* _Directions_
Select all lines in the records that include "edition".
>> Begin Provided records
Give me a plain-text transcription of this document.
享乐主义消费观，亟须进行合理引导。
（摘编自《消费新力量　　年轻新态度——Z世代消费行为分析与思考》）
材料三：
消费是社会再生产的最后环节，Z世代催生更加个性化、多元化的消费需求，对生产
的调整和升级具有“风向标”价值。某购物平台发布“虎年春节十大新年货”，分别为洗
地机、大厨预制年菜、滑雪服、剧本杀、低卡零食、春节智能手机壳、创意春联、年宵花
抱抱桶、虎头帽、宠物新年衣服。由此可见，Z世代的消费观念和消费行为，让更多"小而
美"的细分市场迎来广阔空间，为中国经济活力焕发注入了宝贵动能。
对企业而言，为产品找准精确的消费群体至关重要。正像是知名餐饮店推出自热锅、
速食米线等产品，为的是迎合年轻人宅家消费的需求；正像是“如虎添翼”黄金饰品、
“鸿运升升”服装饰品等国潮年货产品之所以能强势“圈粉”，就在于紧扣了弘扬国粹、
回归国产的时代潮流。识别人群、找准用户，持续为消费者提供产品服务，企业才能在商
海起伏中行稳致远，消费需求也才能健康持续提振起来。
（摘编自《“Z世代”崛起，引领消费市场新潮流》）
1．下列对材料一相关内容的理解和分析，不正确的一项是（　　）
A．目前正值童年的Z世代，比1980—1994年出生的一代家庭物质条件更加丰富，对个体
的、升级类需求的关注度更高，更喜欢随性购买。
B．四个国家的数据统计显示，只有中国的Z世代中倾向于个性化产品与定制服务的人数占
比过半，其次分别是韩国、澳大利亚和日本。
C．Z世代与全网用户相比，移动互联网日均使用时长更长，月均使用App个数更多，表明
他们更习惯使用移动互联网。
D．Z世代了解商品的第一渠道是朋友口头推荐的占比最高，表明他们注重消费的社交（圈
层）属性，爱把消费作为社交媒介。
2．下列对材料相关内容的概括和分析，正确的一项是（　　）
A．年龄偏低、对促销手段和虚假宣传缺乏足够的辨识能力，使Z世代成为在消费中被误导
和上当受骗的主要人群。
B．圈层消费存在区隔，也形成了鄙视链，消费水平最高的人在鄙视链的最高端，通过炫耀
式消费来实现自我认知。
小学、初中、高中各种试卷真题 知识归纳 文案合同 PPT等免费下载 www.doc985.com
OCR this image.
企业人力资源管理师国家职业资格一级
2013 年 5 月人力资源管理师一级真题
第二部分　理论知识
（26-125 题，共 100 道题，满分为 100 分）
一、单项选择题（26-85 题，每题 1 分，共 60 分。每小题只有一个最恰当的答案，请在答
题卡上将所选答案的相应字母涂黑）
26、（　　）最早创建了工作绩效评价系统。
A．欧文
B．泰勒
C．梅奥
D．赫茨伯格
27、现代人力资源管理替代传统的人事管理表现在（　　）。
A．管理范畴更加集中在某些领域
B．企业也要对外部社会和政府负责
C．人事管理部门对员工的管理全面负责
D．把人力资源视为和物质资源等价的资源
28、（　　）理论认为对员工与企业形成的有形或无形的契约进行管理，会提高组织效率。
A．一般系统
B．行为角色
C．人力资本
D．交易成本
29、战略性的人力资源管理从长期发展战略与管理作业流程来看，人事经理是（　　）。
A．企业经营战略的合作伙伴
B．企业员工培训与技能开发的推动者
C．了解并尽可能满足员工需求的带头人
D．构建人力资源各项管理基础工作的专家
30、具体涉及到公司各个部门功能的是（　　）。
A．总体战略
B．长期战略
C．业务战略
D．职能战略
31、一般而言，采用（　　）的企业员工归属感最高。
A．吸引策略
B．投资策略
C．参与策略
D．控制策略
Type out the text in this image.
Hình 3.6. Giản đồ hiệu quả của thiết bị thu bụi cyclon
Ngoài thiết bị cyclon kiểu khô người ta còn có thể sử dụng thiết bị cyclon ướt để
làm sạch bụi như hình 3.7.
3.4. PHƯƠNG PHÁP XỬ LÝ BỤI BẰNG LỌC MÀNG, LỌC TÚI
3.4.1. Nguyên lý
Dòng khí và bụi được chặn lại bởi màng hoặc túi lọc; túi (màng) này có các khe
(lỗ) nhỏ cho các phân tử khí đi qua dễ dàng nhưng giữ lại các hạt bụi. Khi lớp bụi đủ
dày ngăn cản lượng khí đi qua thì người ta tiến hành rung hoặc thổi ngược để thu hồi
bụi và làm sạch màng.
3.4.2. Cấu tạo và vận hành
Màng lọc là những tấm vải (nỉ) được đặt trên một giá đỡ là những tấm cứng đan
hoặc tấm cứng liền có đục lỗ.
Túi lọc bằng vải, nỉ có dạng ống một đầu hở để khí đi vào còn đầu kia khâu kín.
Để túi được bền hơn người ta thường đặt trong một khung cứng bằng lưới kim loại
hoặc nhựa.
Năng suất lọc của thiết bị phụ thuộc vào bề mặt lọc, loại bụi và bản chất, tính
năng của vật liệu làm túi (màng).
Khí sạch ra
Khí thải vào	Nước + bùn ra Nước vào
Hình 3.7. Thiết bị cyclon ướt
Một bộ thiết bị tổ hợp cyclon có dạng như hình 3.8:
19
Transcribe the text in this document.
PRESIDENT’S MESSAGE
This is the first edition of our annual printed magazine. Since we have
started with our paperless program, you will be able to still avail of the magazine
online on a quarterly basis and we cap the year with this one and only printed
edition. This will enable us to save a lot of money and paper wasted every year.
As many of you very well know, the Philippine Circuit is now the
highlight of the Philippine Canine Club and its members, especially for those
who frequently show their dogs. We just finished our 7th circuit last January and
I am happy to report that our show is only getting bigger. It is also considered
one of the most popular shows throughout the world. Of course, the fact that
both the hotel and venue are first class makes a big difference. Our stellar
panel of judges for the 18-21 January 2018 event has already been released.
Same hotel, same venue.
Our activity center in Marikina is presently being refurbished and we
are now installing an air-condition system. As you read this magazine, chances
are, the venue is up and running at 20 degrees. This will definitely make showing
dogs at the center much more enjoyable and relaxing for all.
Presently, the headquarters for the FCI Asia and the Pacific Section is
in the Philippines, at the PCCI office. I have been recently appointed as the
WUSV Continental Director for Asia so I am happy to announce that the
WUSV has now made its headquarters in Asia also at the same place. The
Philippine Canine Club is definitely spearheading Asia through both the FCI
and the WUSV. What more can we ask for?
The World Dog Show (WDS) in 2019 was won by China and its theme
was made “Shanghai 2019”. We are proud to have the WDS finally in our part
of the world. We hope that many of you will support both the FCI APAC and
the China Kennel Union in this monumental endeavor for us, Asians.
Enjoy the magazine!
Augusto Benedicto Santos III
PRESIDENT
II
>> End Provided records
* _Task result_
This is the first edition of our annual printed magazine. Since we have
edition. This will enable us to save a lot of money and paper wasted every year.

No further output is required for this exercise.